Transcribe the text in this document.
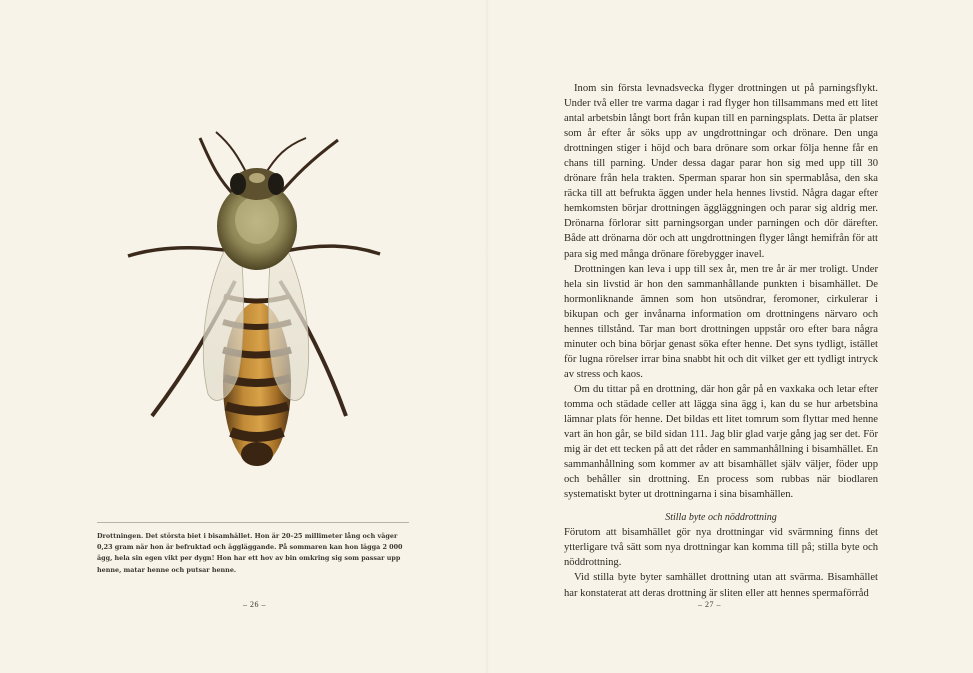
Drottningen. Det största biet i bisamhället. Hon är 20–25 millimeter lång och väger 0,23 gram när hon är befruktad och äggläggande. På sommaren kan hon lägga 2 000 ägg, hela sin egen vikt per dygn! Hon har ett hov av bin omkring sig som passar upp henne, matar henne och putsar henne.

– 26 –

Inom sin första levnadsvecka flyger drottningen ut på parningsflykt. Under två eller tre varma dagar i rad flyger hon tillsammans med ett litet antal arbetsbin långt bort från kupan till en parningsplats. Detta är platser som år efter år söks upp av ungdrottningar och drönare. Den unga drottningen stiger i höjd och bara drönare som orkar följa henne får en chans till parning. Under dessa dagar parar hon sig med upp till 30 drönare från hela trakten. Sperman sparar hon sin spermablåsa, den ska räcka till att befrukta äggen under hela hennes livstid. Några dagar efter hemkomsten börjar drottningen äggläggningen och parar sig aldrig mer. Drönarna förlorar sitt parningsorgan under parningen och dör därefter. Både att drönarna dör och att ungdrottningen flyger långt hemifrån för att para sig med många drönare förebygger inavel.

Drottningen kan leva i upp till sex år, men tre år är mer troligt. Under hela sin livstid är hon den sammanhållande punkten i bisamhället. De hormonliknande ämnen som hon utsöndrar, feromoner, cirkulerar i bikupan och ger invånarna information om drottningens närvaro och hennes tillstånd. Tar man bort drottningen uppstår oro efter bara några minuter och bina börjar genast söka efter henne. Det syns tydligt, istället för lugna rörelser irrar bina snabbt hit och dit vilket ger ett tydligt intryck av stress och kaos.

Om du tittar på en drottning, där hon går på en vaxkaka och letar efter tomma och städade celler att lägga sina ägg i, kan du se hur arbetsbina lämnar plats för henne. Det bildas ett litet tomrum som flyttar med henne vart än hon går, se bild sidan 111. Jag blir glad varje gång jag ser det. För mig är det ett tecken på att det råder en sammanhållning i bisamhället. En sammanhållning som kommer av att bisamhället själv väljer, föder upp och behåller sin drottning. En process som rubbas när biodlaren systematiskt byter ut drottningarna i sina bisamhällen.

Stilla byte och nöddrottning

Förutom att bisamhället gör nya drottningar vid svärmning finns det ytterligare två sätt som nya drottningar kan komma till på; stilla byte och nöddrottning.

Vid stilla byte byter samhället drottning utan att svärma. Bisamhället har konstaterat att deras drottning är sliten eller att hennes spermaförråd

– 27 –
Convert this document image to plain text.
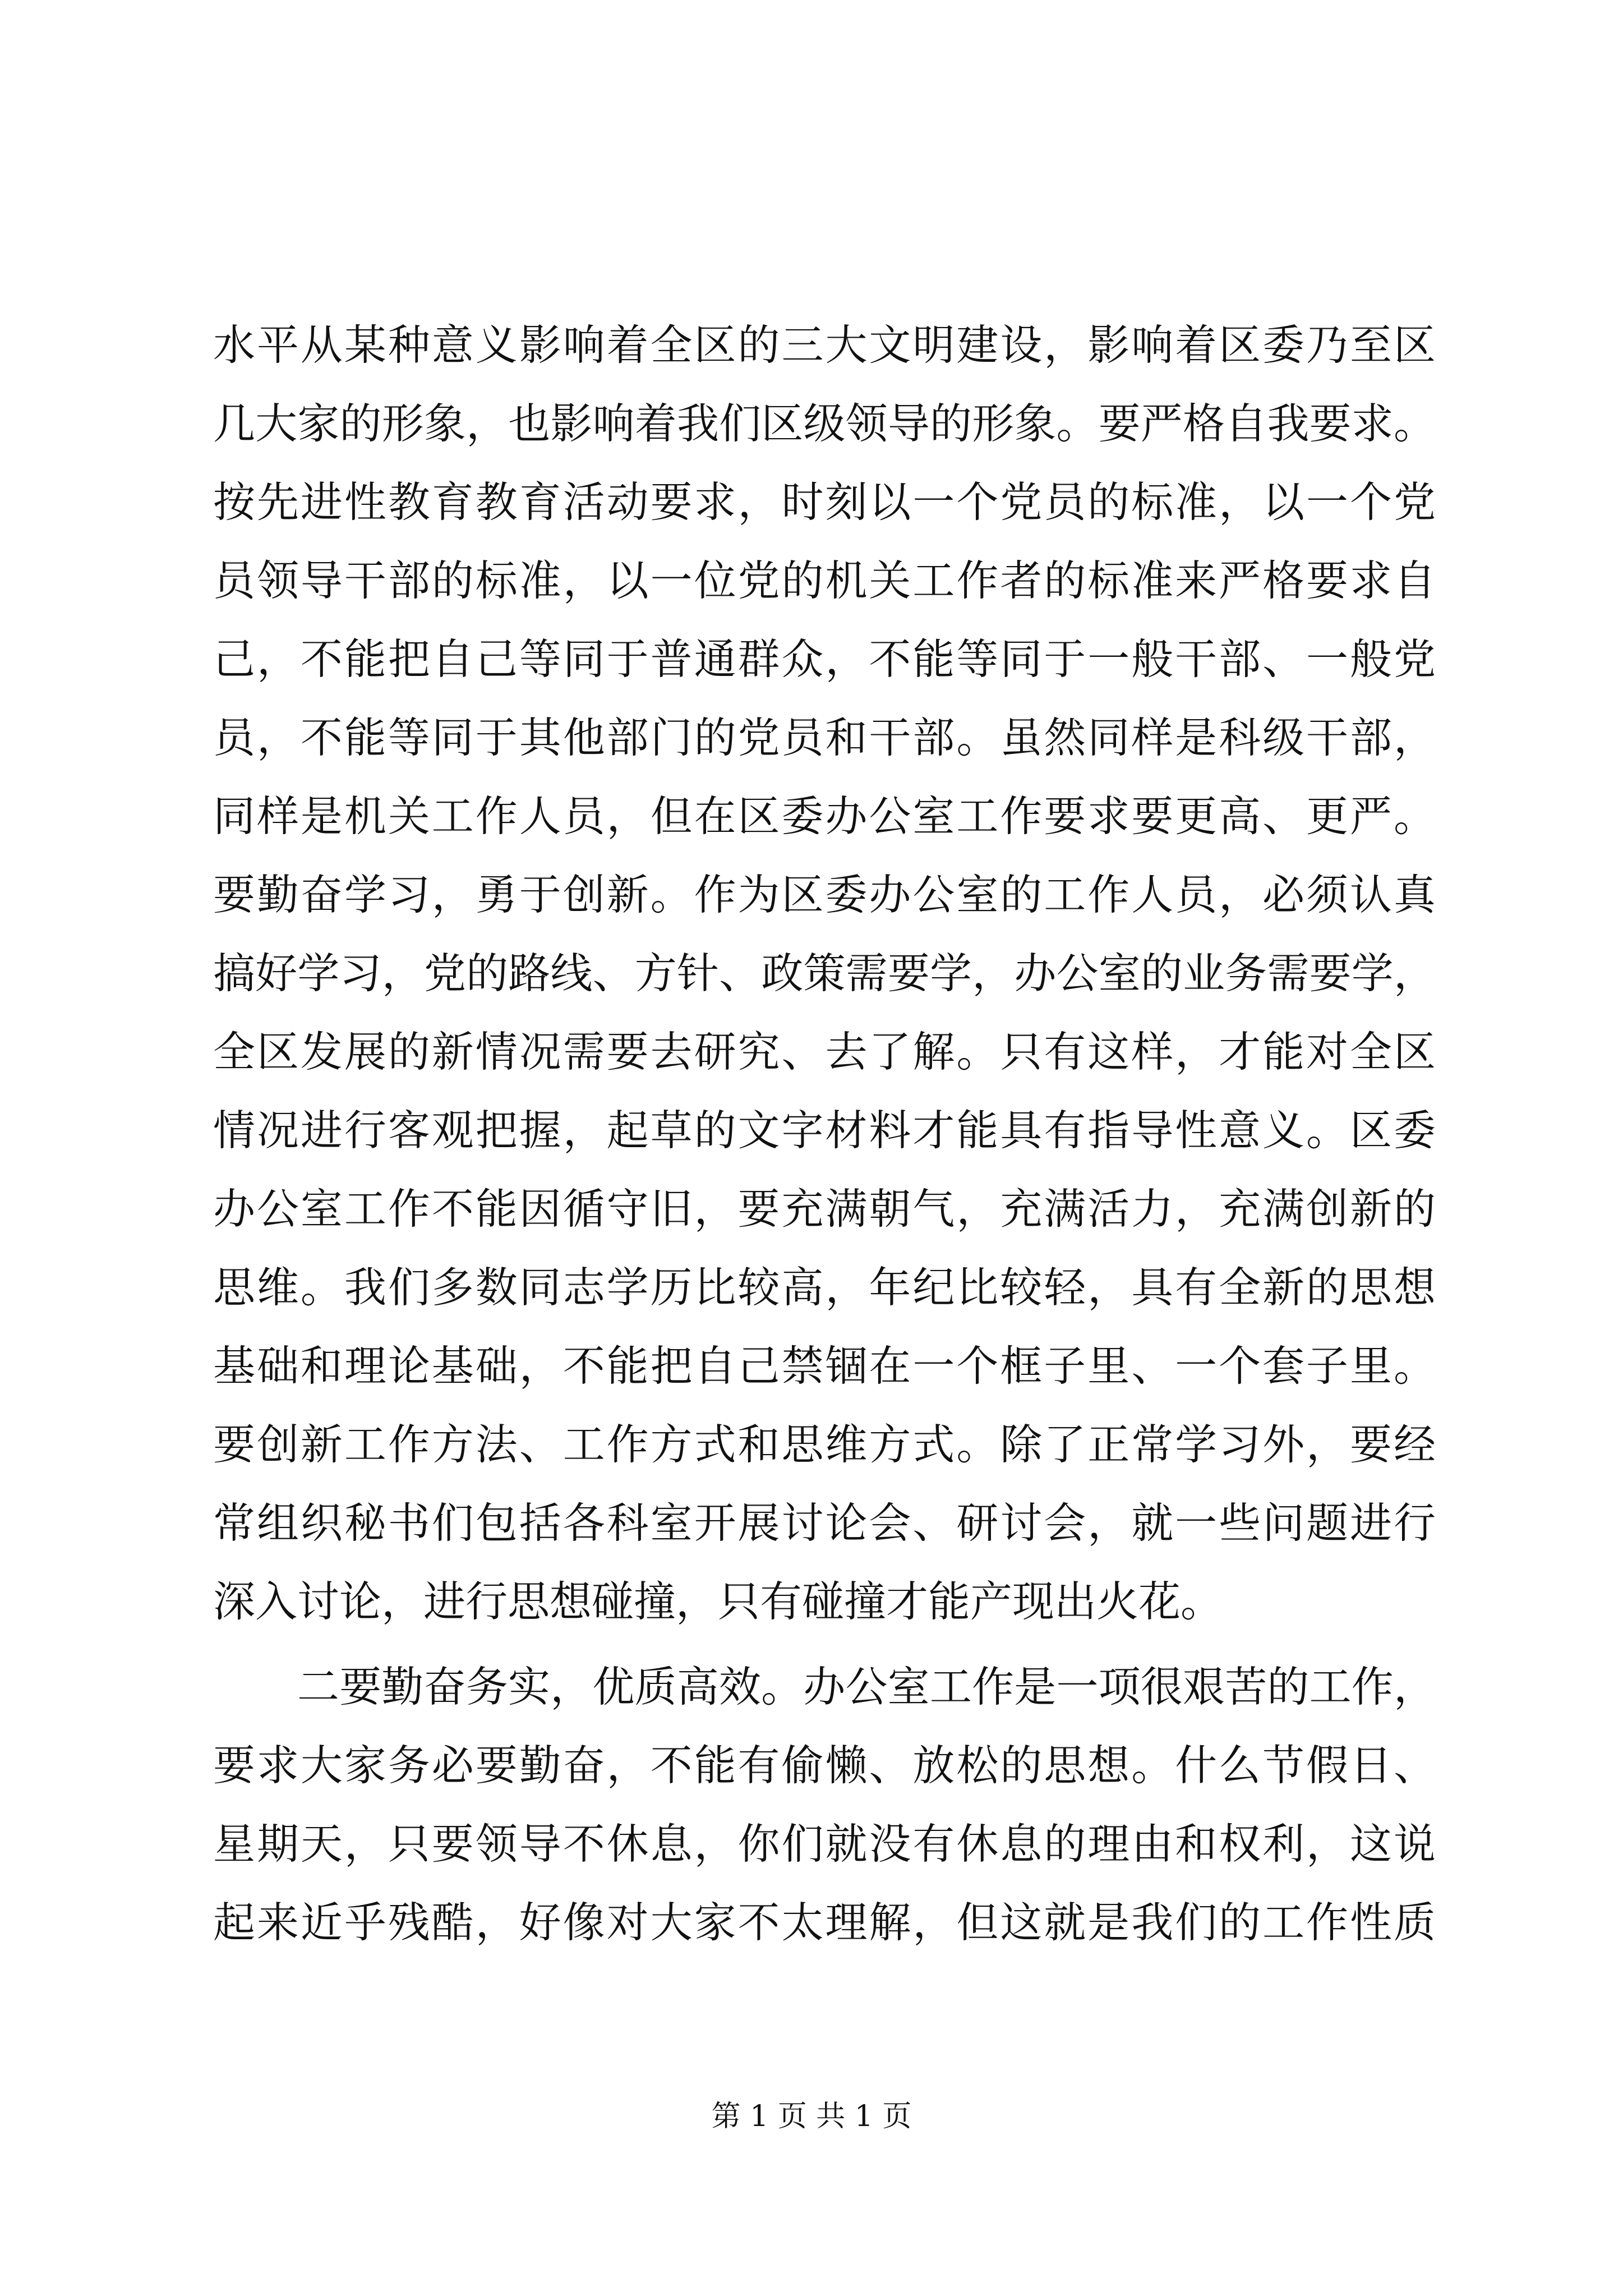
水平从某种意义影响着全区的三大文明建设，影响着区委乃至区
几大家的形象，也影响着我们区级领导的形象。要严格自我要求。
按先进性教育教育活动要求，时刻以一个党员的标准，以一个党
员领导干部的标准，以一位党的机关工作者的标准来严格要求自
己，不能把自己等同于普通群众，不能等同于一般干部、一般党
员，不能等同于其他部门的党员和干部。虽然同样是科级干部，
同样是机关工作人员，但在区委办公室工作要求要更高、更严。
要勤奋学习，勇于创新。作为区委办公室的工作人员，必须认真
搞好学习，党的路线、方针、政策需要学，办公室的业务需要学，
全区发展的新情况需要去研究、去了解。只有这样，才能对全区
情况进行客观把握，起草的文字材料才能具有指导性意义。区委
办公室工作不能因循守旧，要充满朝气，充满活力，充满创新的
思维。我们多数同志学历比较高，年纪比较轻，具有全新的思想
基础和理论基础，不能把自己禁锢在一个框子里、一个套子里。
要创新工作方法、工作方式和思维方式。除了正常学习外，要经
常组织秘书们包括各科室开展讨论会、研讨会，就一些问题进行
深入讨论，进行思想碰撞，只有碰撞才能产现出火花。
二要勤奋务实，优质高效。办公室工作是一项很艰苦的工作，
要求大家务必要勤奋，不能有偷懒、放松的思想。什么节假日、
星期天，只要领导不休息，你们就没有休息的理由和权利，这说
起来近乎残酷，好像对大家不太理解，但这就是我们的工作性质
第 1 页 共 1 页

*-*-*

§ TASK DETAILS
Sift through the entries and copy every line with "this".

§ REPLY TO THE EXERCISE
Transcribe the text in this document.
Convert this document image to plain text.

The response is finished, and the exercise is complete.